Copy every line that contains the string "xlabel" from the entries below.

──────── DATASET EXCERPTS ────────

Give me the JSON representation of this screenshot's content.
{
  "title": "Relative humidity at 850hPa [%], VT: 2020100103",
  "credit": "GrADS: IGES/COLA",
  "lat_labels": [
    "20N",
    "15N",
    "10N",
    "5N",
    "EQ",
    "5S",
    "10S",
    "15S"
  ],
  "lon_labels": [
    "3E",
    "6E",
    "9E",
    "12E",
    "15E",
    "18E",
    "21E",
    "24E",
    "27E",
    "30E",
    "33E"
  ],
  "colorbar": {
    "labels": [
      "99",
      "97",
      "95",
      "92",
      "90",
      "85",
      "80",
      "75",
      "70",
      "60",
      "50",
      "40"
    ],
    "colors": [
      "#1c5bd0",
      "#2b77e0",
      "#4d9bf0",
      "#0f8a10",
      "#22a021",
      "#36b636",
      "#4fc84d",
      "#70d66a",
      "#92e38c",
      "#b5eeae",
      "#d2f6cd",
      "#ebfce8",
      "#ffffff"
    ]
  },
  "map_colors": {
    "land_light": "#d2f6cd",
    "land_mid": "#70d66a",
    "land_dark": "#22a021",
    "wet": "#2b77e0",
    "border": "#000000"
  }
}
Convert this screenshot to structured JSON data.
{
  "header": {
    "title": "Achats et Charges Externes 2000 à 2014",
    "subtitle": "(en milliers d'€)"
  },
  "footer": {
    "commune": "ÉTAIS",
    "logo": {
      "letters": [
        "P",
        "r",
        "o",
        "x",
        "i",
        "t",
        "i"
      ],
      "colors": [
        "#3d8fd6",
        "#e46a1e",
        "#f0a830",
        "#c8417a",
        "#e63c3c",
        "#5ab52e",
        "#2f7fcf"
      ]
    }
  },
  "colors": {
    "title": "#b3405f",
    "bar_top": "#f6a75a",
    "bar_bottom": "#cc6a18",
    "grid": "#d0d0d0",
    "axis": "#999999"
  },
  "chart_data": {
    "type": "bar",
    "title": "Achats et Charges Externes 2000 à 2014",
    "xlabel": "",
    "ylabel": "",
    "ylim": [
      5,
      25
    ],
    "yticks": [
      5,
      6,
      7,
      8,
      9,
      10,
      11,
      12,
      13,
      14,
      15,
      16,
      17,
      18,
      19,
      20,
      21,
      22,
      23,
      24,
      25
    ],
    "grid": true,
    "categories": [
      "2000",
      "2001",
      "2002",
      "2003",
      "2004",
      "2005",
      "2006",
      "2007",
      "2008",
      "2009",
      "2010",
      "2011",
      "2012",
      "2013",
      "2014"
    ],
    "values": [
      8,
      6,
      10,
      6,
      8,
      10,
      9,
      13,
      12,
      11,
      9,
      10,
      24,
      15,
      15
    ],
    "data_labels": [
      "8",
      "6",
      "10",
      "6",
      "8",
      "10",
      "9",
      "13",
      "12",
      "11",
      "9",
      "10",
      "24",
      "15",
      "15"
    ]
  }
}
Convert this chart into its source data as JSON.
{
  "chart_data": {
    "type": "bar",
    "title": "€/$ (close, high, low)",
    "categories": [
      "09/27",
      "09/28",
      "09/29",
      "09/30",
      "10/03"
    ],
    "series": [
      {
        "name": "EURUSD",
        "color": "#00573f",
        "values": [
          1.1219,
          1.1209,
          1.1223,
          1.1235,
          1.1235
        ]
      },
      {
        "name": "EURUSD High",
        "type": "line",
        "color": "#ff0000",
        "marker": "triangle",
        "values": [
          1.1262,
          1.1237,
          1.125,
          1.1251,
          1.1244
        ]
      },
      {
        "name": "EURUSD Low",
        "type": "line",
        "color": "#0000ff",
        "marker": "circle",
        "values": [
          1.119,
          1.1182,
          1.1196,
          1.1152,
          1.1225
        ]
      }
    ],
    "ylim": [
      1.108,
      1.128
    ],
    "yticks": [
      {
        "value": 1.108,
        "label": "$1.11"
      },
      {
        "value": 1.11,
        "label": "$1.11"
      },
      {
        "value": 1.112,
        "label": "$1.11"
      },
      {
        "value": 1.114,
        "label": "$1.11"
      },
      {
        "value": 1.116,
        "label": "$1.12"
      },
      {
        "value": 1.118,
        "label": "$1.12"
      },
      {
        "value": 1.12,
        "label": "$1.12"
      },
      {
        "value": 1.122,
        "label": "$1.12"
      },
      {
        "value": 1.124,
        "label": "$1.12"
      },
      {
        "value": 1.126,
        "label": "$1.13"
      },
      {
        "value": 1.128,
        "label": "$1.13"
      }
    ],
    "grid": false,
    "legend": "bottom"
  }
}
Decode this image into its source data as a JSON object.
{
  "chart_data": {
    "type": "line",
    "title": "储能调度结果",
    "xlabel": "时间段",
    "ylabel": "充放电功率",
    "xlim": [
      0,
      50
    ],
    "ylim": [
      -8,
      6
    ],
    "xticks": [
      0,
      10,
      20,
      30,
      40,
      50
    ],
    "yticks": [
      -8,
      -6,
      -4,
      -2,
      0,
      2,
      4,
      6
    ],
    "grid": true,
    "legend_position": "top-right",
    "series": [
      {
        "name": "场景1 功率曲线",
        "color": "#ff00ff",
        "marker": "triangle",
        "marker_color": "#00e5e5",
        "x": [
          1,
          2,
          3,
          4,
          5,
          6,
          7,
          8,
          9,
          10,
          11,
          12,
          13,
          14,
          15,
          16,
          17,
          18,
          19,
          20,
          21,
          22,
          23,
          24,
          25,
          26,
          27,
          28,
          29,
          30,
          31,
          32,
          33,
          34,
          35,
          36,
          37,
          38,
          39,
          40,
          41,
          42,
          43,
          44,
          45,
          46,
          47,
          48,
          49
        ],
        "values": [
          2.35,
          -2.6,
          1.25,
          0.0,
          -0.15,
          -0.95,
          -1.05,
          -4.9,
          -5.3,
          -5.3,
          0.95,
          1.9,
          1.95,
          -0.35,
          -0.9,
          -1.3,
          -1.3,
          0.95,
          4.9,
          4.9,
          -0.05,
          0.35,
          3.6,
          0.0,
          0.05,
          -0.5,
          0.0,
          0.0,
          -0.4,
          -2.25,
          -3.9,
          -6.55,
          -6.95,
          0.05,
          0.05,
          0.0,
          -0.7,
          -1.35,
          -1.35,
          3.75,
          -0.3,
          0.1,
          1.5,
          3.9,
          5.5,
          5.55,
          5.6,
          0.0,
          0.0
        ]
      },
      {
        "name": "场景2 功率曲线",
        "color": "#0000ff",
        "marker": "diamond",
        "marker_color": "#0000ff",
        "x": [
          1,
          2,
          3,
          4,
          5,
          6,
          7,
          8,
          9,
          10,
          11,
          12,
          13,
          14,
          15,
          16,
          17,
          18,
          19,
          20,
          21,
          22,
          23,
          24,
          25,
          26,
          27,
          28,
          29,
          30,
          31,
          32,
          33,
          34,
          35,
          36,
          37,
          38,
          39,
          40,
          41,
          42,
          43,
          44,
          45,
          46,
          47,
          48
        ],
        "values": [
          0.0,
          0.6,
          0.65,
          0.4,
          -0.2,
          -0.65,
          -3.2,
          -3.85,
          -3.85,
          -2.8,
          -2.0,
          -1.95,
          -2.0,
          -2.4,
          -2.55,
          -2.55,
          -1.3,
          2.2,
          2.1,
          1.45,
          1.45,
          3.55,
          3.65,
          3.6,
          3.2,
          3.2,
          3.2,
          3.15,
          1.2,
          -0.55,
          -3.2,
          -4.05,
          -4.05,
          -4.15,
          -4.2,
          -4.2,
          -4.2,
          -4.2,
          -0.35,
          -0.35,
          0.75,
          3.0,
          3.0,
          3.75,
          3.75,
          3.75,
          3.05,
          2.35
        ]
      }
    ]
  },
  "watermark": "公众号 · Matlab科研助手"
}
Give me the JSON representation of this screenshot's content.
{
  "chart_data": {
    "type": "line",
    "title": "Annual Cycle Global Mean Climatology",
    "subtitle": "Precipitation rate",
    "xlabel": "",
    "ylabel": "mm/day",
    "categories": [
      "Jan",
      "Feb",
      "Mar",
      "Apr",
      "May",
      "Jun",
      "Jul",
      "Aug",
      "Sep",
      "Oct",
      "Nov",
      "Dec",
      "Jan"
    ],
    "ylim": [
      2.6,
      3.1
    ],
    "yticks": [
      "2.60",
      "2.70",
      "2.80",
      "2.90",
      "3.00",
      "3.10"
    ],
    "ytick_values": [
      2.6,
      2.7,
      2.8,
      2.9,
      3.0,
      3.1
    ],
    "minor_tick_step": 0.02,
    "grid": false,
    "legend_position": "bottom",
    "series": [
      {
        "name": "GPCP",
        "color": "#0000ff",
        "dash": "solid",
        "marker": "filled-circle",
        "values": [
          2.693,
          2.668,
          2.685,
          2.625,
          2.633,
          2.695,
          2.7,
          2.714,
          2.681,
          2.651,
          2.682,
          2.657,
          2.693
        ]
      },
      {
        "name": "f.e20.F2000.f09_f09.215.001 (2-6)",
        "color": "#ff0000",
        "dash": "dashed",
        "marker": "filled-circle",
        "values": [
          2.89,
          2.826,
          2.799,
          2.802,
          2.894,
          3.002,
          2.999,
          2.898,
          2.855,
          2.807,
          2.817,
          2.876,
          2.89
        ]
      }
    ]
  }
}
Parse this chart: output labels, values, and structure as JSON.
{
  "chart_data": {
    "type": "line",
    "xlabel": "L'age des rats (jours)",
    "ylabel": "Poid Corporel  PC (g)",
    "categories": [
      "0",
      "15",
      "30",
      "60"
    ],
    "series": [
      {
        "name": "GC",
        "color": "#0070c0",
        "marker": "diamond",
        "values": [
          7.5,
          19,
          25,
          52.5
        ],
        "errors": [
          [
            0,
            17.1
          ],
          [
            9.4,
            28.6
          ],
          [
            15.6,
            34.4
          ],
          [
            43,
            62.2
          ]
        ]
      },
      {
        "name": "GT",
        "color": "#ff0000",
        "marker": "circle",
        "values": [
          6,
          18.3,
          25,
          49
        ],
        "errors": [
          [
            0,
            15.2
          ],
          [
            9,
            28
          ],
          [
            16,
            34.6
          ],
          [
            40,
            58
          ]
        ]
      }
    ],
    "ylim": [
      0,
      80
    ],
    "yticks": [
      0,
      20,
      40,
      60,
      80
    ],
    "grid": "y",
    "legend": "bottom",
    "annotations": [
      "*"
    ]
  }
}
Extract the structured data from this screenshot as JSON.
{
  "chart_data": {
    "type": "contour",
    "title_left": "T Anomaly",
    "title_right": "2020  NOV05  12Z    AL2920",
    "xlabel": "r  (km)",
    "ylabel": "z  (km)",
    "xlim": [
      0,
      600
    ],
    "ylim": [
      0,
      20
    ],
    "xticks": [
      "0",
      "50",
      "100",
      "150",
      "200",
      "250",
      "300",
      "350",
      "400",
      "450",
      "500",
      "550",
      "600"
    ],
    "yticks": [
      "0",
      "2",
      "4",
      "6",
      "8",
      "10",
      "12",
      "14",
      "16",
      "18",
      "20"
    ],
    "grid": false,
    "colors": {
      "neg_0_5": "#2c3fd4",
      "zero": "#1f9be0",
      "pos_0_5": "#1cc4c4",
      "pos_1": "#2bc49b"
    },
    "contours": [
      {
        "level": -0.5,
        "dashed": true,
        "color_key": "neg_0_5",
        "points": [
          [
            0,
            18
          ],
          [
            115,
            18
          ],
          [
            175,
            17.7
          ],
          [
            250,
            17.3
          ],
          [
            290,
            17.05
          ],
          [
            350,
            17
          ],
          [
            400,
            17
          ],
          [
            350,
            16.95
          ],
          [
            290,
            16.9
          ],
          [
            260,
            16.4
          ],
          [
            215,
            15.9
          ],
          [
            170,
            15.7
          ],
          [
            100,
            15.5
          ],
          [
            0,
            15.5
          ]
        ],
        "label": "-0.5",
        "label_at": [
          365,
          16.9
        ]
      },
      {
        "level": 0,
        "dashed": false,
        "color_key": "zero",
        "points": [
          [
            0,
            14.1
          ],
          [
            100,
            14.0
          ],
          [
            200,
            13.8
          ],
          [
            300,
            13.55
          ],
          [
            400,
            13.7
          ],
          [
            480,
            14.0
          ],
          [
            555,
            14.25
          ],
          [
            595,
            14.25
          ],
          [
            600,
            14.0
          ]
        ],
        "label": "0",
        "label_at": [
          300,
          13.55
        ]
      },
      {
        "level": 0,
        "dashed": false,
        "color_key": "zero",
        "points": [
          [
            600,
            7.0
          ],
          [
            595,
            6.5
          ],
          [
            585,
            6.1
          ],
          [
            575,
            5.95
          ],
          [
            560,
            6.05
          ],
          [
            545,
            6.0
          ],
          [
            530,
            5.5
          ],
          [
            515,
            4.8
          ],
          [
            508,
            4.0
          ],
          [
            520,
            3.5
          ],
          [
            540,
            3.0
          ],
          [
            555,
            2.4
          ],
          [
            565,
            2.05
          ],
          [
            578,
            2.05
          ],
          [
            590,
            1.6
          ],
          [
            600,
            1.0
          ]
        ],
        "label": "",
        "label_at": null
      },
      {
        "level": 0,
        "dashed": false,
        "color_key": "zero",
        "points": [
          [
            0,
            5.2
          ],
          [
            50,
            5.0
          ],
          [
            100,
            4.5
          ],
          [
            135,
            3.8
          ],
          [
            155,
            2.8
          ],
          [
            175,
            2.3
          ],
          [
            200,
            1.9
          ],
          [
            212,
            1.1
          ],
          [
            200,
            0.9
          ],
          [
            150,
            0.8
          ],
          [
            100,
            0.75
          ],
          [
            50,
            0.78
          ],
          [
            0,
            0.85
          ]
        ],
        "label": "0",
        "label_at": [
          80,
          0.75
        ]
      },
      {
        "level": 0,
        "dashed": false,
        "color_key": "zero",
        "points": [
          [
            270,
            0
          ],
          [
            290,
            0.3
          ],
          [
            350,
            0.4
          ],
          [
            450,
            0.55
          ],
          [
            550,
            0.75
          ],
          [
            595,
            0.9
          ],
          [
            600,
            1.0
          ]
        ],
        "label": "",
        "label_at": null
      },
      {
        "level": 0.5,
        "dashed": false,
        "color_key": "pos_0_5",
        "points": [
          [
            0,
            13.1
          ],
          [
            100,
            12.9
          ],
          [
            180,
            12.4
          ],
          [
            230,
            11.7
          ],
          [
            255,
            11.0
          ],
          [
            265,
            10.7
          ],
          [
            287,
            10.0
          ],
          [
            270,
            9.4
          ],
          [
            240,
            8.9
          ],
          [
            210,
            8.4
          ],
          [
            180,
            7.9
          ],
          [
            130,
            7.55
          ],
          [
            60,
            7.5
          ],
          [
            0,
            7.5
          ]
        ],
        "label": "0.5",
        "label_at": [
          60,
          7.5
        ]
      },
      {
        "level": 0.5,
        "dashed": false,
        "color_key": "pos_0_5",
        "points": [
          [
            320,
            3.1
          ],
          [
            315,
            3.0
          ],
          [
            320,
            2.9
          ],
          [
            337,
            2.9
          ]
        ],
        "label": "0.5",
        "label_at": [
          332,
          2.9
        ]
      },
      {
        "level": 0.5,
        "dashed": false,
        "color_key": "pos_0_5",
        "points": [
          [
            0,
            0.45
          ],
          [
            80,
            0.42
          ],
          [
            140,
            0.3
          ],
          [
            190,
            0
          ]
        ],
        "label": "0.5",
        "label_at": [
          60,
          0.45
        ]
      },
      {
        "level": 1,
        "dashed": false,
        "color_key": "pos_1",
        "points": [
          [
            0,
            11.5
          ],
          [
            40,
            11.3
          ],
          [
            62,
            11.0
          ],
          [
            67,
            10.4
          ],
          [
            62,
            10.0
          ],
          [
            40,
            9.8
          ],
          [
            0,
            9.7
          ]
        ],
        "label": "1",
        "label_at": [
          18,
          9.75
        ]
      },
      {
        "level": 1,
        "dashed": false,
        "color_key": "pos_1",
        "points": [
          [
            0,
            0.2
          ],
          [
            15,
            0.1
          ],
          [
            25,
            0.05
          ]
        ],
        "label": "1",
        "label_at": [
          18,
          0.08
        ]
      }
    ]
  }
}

────────

> FINISHED TASK
    "xlabel": "",
    "xlabel": "时间段",
    "xlabel": "",
    "xlabel": "L'age des rats (jours)",
    "xlabel": "r  (km)",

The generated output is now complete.